#### Stored records:
+-------+
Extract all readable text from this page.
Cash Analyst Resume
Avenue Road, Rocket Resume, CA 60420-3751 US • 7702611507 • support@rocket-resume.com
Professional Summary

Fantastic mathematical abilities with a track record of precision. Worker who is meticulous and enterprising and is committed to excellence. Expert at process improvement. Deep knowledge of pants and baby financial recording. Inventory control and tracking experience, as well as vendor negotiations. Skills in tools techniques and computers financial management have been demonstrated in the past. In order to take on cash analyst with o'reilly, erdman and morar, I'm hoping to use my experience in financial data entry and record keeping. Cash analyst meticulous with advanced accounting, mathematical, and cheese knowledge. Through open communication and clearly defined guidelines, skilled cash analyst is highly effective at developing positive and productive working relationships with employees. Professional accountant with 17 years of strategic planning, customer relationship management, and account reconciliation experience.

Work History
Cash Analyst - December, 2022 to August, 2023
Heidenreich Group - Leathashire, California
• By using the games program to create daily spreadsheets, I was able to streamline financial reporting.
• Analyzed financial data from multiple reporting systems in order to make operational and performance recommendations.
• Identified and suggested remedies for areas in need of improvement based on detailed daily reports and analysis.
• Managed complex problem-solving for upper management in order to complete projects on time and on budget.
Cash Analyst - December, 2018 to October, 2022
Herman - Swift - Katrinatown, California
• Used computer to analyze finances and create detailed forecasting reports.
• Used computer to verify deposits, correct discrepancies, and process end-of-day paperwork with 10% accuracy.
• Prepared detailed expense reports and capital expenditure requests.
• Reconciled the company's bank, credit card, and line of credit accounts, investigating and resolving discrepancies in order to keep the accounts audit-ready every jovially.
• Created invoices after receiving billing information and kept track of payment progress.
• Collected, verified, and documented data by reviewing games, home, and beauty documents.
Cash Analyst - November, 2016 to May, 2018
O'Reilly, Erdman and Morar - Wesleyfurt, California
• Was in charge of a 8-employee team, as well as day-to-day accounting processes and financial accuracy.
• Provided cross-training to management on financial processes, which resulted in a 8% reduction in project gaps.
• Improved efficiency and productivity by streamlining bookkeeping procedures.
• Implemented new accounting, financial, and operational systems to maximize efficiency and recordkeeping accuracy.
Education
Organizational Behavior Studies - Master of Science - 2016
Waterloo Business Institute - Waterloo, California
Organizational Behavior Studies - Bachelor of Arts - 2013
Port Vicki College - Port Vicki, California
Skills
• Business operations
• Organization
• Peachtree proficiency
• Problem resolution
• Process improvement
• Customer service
+-------+
Using the listing, collect all lines in which the string "California" is found.

#### Exercise response:
Heidenreich Group - Leathashire, California
Herman - Swift - Katrinatown, California
O'Reilly, Erdman and Morar - Wesleyfurt, California
Waterloo Business Institute - Waterloo, California
Port Vicki College - Port Vicki, California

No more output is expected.